* _How to complete this task_
Show all lines of the listing that contain the word "synthesis".

*** Records to process Section Begins ***

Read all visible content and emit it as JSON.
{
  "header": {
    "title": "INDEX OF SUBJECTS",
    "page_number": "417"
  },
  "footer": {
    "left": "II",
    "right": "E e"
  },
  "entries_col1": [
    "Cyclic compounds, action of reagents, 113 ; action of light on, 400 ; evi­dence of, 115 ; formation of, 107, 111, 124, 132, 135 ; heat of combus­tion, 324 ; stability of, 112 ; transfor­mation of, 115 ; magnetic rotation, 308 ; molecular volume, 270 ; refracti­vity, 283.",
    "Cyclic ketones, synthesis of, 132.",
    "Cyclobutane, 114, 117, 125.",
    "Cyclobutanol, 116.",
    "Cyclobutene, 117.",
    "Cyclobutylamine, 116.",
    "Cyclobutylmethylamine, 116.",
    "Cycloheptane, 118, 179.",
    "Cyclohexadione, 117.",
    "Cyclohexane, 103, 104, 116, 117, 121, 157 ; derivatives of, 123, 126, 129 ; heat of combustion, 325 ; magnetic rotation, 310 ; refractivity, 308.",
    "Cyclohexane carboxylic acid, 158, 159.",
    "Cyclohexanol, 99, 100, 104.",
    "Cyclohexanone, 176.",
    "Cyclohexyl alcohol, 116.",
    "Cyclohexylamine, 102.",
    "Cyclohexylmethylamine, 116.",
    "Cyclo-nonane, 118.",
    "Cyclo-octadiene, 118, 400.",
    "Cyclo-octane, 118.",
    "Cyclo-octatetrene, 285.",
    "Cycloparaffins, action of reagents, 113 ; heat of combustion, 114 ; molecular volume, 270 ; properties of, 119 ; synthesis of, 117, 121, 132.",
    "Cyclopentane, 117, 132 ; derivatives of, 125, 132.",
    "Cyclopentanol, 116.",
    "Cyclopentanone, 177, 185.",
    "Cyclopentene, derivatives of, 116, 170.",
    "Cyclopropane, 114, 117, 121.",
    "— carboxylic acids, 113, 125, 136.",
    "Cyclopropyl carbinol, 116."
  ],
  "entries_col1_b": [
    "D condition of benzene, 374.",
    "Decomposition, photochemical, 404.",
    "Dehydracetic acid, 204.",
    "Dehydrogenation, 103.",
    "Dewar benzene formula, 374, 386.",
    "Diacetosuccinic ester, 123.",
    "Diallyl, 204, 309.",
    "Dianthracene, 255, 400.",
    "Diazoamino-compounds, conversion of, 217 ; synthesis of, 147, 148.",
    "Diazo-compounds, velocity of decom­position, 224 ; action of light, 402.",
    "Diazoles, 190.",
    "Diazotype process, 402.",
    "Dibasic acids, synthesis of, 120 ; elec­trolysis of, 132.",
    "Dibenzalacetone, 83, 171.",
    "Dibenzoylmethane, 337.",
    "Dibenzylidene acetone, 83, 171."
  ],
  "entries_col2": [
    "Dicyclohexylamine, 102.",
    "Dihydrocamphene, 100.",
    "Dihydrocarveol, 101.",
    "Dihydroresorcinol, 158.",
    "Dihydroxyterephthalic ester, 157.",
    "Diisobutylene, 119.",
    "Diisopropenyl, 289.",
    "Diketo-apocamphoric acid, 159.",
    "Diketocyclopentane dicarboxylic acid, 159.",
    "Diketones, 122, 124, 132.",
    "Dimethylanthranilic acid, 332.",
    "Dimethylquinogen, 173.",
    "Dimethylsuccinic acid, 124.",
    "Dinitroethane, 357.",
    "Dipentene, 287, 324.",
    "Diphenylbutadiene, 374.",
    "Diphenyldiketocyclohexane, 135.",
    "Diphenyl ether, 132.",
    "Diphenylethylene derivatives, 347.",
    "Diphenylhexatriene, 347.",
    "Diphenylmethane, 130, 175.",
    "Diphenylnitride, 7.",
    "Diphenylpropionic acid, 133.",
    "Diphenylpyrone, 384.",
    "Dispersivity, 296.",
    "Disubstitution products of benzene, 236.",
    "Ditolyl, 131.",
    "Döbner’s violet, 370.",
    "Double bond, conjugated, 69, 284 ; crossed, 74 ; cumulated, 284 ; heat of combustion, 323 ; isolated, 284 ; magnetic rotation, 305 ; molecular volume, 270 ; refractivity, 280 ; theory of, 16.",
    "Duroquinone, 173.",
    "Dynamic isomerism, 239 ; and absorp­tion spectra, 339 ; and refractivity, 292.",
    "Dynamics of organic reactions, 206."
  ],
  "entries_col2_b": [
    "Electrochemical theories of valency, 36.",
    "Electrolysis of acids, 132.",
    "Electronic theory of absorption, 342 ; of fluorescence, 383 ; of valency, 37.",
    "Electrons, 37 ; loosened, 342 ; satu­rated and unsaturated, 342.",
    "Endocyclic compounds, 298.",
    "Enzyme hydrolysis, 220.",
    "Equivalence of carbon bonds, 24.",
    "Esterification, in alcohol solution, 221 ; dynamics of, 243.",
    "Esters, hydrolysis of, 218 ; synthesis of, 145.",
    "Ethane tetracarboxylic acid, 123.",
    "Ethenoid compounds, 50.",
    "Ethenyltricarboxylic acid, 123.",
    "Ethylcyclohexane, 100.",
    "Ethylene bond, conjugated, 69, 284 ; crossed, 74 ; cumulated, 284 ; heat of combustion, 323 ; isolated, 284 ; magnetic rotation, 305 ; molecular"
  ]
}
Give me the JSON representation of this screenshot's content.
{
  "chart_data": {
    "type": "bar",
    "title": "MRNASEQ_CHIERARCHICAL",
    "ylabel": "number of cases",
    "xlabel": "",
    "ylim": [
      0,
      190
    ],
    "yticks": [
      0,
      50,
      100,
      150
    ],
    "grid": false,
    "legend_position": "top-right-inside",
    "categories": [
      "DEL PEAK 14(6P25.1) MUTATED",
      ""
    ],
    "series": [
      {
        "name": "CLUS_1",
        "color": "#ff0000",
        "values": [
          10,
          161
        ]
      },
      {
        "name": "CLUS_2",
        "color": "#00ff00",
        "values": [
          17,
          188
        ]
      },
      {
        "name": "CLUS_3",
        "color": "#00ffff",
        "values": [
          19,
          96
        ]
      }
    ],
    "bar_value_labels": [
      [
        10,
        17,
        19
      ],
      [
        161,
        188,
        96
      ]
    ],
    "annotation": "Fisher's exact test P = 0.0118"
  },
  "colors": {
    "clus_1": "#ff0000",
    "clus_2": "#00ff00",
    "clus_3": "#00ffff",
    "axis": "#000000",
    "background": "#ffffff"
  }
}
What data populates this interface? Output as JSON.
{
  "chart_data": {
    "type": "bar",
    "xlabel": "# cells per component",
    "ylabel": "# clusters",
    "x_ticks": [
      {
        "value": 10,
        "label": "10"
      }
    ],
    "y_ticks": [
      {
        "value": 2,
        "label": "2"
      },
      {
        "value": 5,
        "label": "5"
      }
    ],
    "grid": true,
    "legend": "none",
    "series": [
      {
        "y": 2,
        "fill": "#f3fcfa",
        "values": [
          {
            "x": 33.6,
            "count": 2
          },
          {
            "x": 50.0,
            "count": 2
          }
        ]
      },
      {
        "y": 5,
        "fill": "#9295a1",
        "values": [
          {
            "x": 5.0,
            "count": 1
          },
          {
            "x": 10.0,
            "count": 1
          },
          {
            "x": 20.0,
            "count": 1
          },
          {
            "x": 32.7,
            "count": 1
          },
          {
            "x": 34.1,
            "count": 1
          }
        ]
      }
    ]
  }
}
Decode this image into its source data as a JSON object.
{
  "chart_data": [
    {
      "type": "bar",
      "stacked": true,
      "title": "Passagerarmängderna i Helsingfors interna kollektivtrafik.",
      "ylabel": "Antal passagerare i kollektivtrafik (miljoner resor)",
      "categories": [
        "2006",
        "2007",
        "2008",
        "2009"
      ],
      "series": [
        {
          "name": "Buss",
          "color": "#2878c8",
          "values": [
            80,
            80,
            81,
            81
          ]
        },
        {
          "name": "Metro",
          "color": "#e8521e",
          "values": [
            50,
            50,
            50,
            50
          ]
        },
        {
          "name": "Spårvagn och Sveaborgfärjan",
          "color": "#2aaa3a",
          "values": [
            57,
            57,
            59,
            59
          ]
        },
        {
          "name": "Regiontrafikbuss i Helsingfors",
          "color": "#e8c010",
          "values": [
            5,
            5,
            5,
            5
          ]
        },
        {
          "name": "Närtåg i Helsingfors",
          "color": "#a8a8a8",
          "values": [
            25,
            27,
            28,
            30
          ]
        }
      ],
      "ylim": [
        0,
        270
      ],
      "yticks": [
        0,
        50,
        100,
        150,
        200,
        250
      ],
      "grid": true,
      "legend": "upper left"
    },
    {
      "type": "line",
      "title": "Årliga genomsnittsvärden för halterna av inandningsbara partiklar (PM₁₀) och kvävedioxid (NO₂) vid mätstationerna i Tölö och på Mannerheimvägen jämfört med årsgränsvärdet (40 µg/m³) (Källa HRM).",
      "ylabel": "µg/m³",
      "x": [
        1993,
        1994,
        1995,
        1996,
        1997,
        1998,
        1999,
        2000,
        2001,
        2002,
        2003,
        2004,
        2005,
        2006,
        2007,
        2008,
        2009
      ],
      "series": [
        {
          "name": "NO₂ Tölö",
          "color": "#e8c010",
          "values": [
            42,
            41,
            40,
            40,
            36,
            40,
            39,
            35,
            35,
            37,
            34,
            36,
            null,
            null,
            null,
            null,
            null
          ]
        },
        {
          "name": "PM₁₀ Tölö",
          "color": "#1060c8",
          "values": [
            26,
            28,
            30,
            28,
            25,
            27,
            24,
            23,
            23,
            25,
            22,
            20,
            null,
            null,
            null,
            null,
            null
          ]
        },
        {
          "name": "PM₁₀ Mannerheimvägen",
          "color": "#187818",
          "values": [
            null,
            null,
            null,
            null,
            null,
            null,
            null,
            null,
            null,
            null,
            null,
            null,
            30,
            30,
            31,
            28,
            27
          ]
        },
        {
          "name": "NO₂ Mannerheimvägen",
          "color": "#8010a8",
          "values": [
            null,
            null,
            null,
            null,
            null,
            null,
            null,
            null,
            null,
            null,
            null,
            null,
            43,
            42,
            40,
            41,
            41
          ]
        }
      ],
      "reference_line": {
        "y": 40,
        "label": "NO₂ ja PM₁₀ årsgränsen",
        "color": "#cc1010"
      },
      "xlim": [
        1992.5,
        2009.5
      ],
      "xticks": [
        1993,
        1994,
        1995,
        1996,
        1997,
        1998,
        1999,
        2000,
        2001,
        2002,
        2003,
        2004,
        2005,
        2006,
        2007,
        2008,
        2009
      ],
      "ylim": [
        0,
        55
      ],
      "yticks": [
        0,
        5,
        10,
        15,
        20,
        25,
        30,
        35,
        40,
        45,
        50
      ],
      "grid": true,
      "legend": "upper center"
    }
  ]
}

*** Records to process Section Ends ***

* _Exercise solution_
    "Cyclic ketones, synthesis of, 132.",
    "Cycloparaffins, action of reagents, 113 ; heat of combustion, 114 ; molecular volume, 270 ; properties of, 119 ; synthesis of, 117, 121, 132.",
    "Diazoamino-compounds, conversion of, 217 ; synthesis of, 147, 148.",
    "Dibasic acids, synthesis of, 120 ; elec­trolysis of, 132.",
    "Esters, hydrolysis of, 218 ; synthesis of, 145.",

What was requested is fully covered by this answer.